Task to carry out >> Your task is to copy the listing exactly. Drop any pictures from the copy.

[Some records]
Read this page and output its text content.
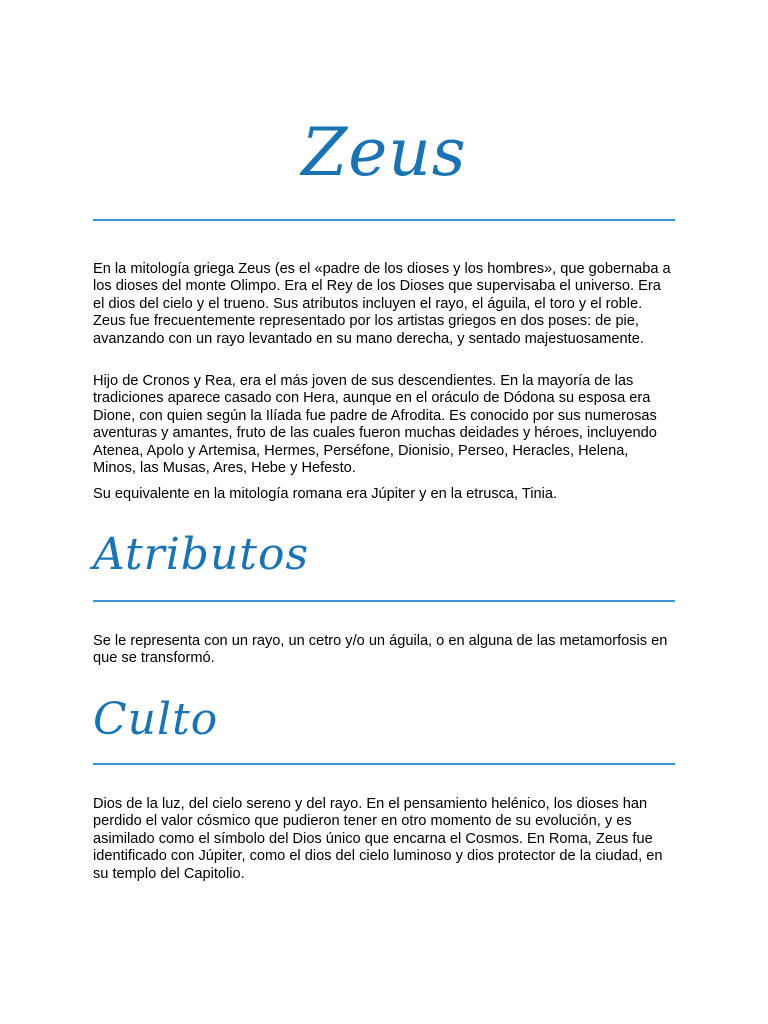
Zeus

En la mitología griega Zeus (es el «padre de los dioses y los hombres», que gobernaba a los dioses del monte Olimpo. Era el Rey de los Dioses que supervisaba el universo. Era el dios del cielo y el trueno. Sus atributos incluyen el rayo, el águila, el toro y el roble. Zeus fue frecuentemente representado por los artistas griegos en dos poses: de pie, avanzando con un rayo levantado en su mano derecha, y sentado majestuosamente.

Hijo de Cronos y Rea, era el más joven de sus descendientes. En la mayoría de las tradiciones aparece casado con Hera, aunque en el oráculo de Dódona su esposa era Dione, con quien según la Ilíada fue padre de Afrodita. Es conocido por sus numerosas aventuras y amantes, fruto de las cuales fueron muchas deidades y héroes, incluyendo Atenea, Apolo y Artemisa, Hermes, Perséfone, Dionisio, Perseo, Heracles, Helena, Minos, las Musas, Ares, Hebe y Hefesto.

Su equivalente en la mitología romana era Júpiter y en la etrusca, Tinia.

Atributos

Se le representa con un rayo, un cetro y/o un águila, o en alguna de las metamorfosis en que se transformó.

Culto

Dios de la luz, del cielo sereno y del rayo. En el pensamiento helénico, los dioses han perdido el valor cósmico que pudieron tener en otro momento de su evolución, y es asimilado como el símbolo del Dios único que encarna el Cosmos. En Roma, Zeus fue identificado con Júpiter, como el dios del cielo luminoso y dios protector de la ciudad, en su templo del Capitolio.
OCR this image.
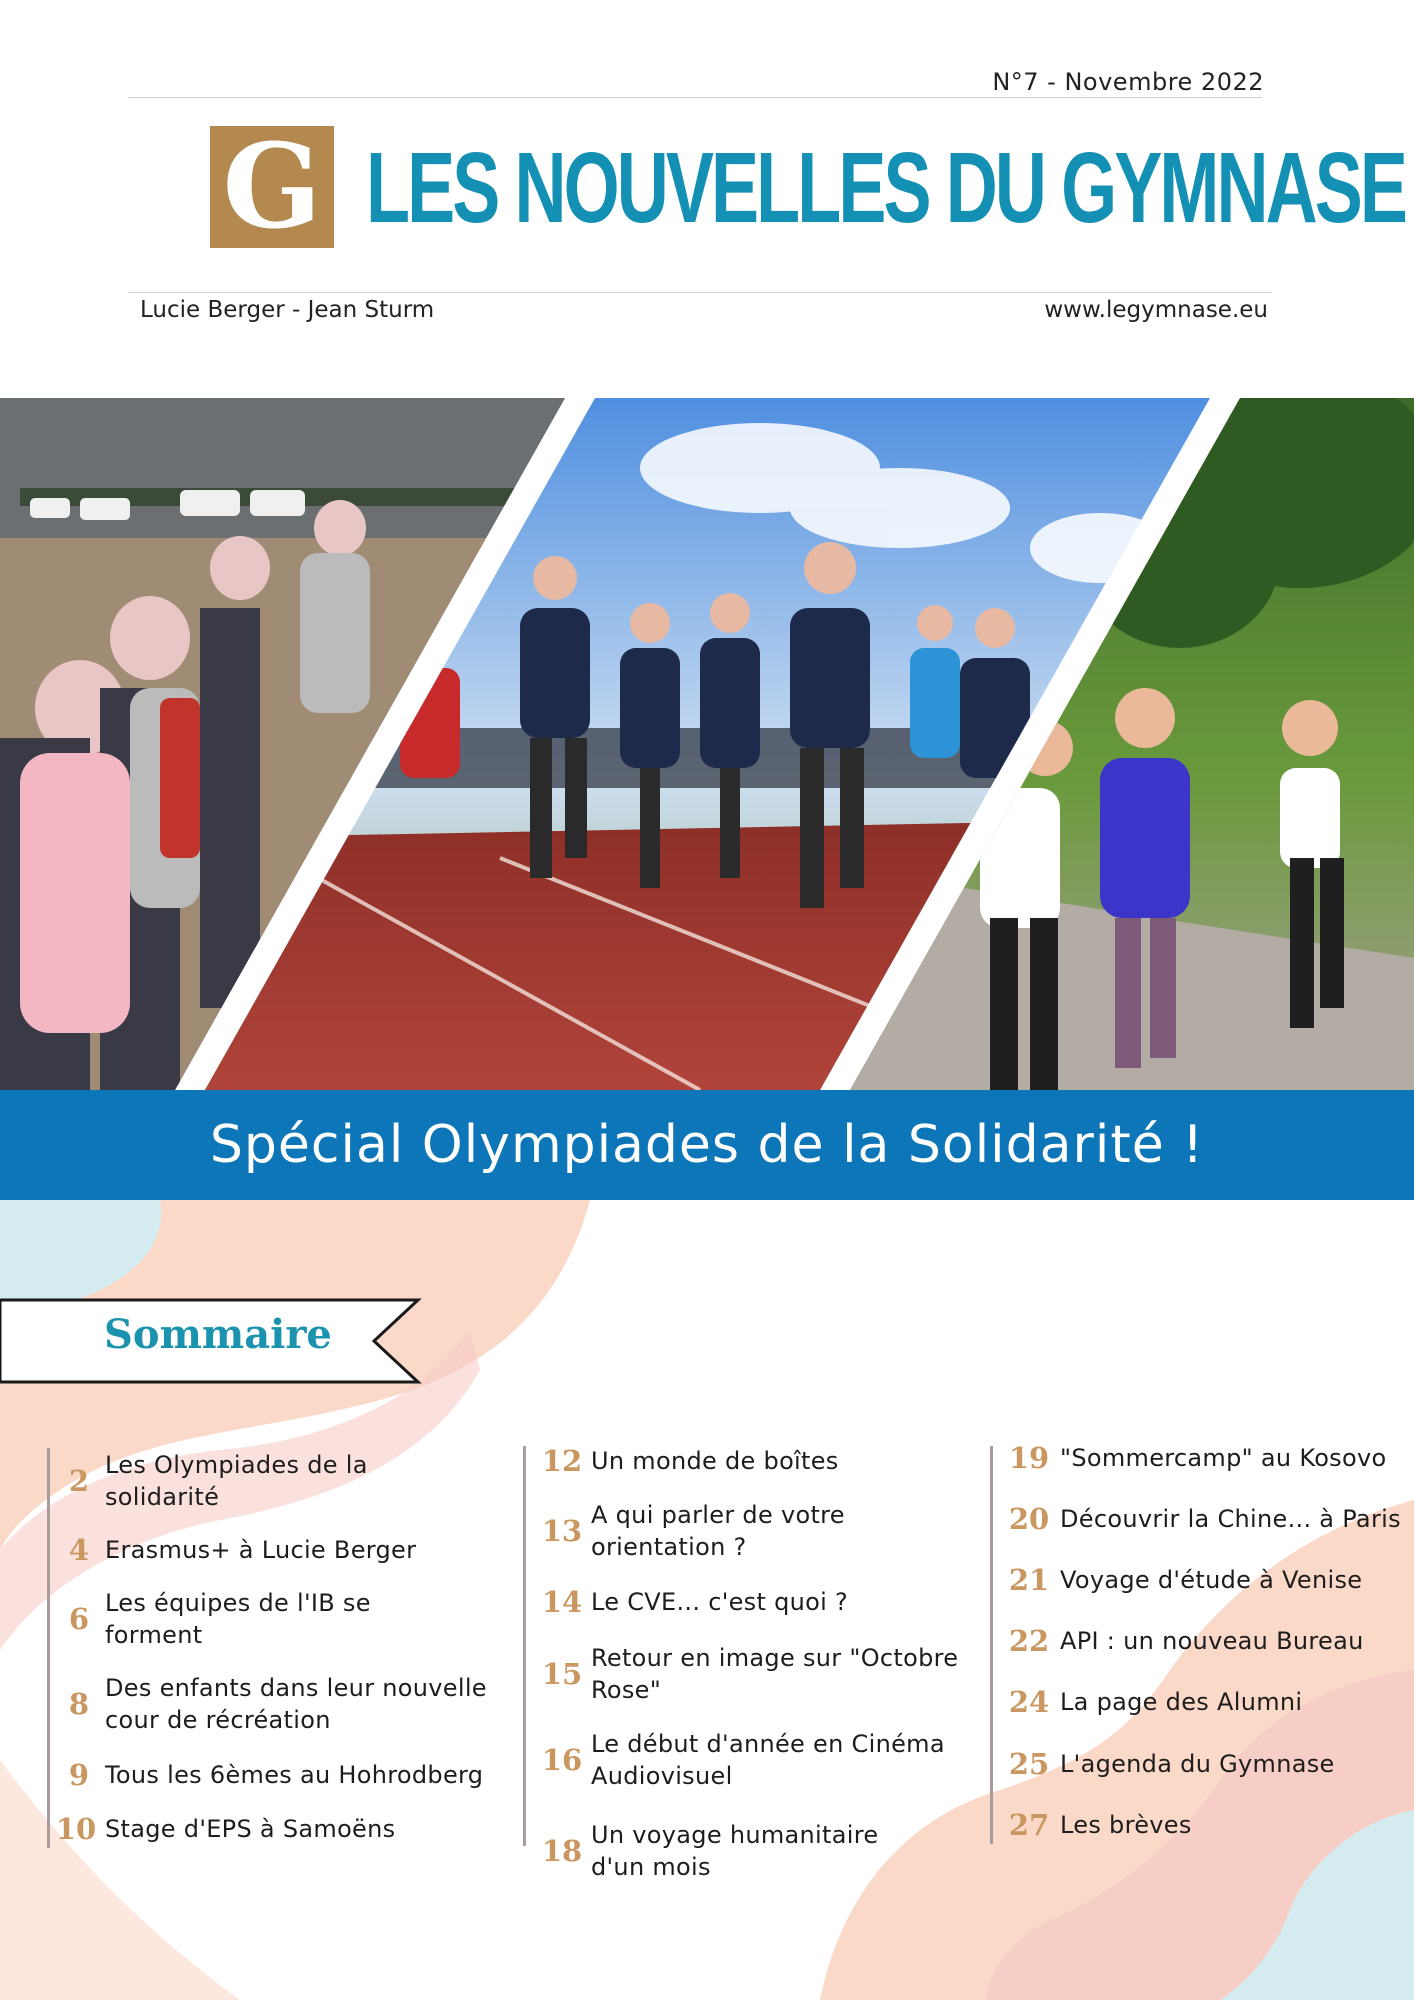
N°7 - Novembre 2022
G LES NOUVELLES DU GYMNASE
Lucie Berger - Jean Sturm	www.legymnase.eu
Spécial Olympiades de la Solidarité !
Sommaire
2 Les Olympiades de la solidarité
4 Erasmus+ à Lucie Berger
6 Les équipes de l'IB se forment
8 Des enfants dans leur nouvelle cour de récréation
9 Tous les 6èmes au Hohrodberg
10 Stage d'EPS à Samoëns
12 Un monde de boîtes
13 A qui parler de votre orientation ?
14 Le CVE... c'est quoi ?
15 Retour en image sur "Octobre Rose"
16 Le début d'année en Cinéma Audiovisuel
18 Un voyage humanitaire d'un mois
19 "Sommercamp" au Kosovo
20 Découvrir la Chine... à Paris
21 Voyage d'étude à Venise
22 API : un nouveau Bureau
24 La page des Alumni
25 L'agenda du Gymnase
27 Les brèves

Written answer >>
Read this page and output its text content.
Zeus

En la mitología griega Zeus (es el «padre de los dioses y los hombres», que gobernaba a los dioses del monte Olimpo. Era el Rey de los Dioses que supervisaba el universo. Era el dios del cielo y el trueno. Sus atributos incluyen el rayo, el águila, el toro y el roble. Zeus fue frecuentemente representado por los artistas griegos en dos poses: de pie, avanzando con un rayo levantado en su mano derecha, y sentado majestuosamente.

Hijo de Cronos y Rea, era el más joven de sus descendientes. En la mayoría de las tradiciones aparece casado con Hera, aunque en el oráculo de Dódona su esposa era Dione, con quien según la Ilíada fue padre de Afrodita. Es conocido por sus numerosas aventuras y amantes, fruto de las cuales fueron muchas deidades y héroes, incluyendo Atenea, Apolo y Artemisa, Hermes, Perséfone, Dionisio, Perseo, Heracles, Helena, Minos, las Musas, Ares, Hebe y Hefesto.

Su equivalente en la mitología romana era Júpiter y en la etrusca, Tinia.

Atributos

Se le representa con un rayo, un cetro y/o un águila, o en alguna de las metamorfosis en que se transformó.

Culto

Dios de la luz, del cielo sereno y del rayo. En el pensamiento helénico, los dioses han perdido el valor cósmico que pudieron tener en otro momento de su evolución, y es asimilado como el símbolo del Dios único que encarna el Cosmos. En Roma, Zeus fue identificado con Júpiter, como el dios del cielo luminoso y dios protector de la ciudad, en su templo del Capitolio.
OCR this image.
N°7 - Novembre 2022
G LES NOUVELLES DU GYMNASE
Lucie Berger - Jean Sturm	www.legymnase.eu
Spécial Olympiades de la Solidarité !
Sommaire
2 Les Olympiades de la solidarité
4 Erasmus+ à Lucie Berger
6 Les équipes de l'IB se forment
8 Des enfants dans leur nouvelle cour de récréation
9 Tous les 6èmes au Hohrodberg
10 Stage d'EPS à Samoëns
12 Un monde de boîtes
13 A qui parler de votre orientation ?
14 Le CVE... c'est quoi ?
15 Retour en image sur "Octobre Rose"
16 Le début d'année en Cinéma Audiovisuel
18 Un voyage humanitaire d'un mois
19 "Sommercamp" au Kosovo
20 Découvrir la Chine... à Paris
21 Voyage d'étude à Venise
22 API : un nouveau Bureau
24 La page des Alumni
25 L'agenda du Gymnase
27 Les brèves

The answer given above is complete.